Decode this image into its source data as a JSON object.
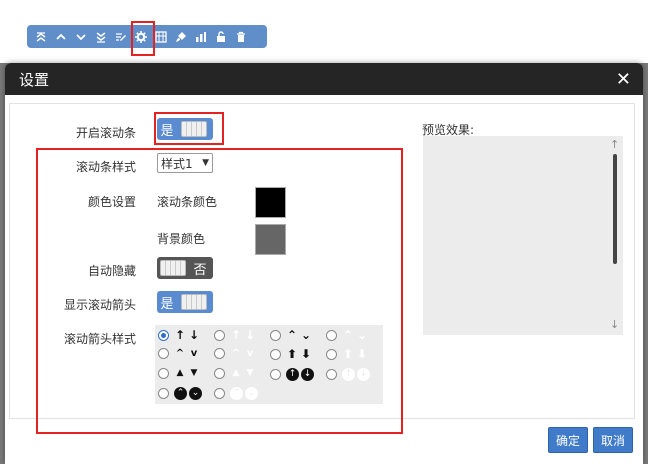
{
  "toolbar": {
    "icons": [
      "double-up-icon",
      "chevron-up-icon",
      "chevron-down-icon",
      "double-down-icon",
      "edit-icon",
      "gear-icon",
      "grid-icon",
      "brush-icon",
      "chart-icon",
      "unlock-icon",
      "trash-icon"
    ]
  },
  "dialog": {
    "title": "设置",
    "close": "✕",
    "rows": {
      "enable_scrollbar": {
        "label": "开启滚动条",
        "state": "是"
      },
      "scrollbar_style": {
        "label": "滚动条样式",
        "selected": "样式1"
      },
      "color_settings": {
        "label": "颜色设置",
        "bar_color_label": "滚动条颜色",
        "bar_color": "#000000",
        "bg_color_label": "背景颜色",
        "bg_color": "#666666"
      },
      "auto_hide": {
        "label": "自动隐藏",
        "state": "否"
      },
      "show_arrows": {
        "label": "显示滚动箭头",
        "state": "是"
      },
      "arrow_style": {
        "label": "滚动箭头样式"
      }
    },
    "preview": {
      "label": "预览效果:",
      "up": "↑",
      "down": "↓"
    },
    "buttons": {
      "ok": "确定",
      "cancel": "取消"
    }
  },
  "colors": {
    "accent": "#5a8bd1",
    "highlight": "#e52222",
    "header": "#252525"
  }
}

__What the exercise asks__:
Copy each line above that contains the string "down".

__The solution__:
      "chevron-down-icon",
      "double-down-icon",
      "down": "↓"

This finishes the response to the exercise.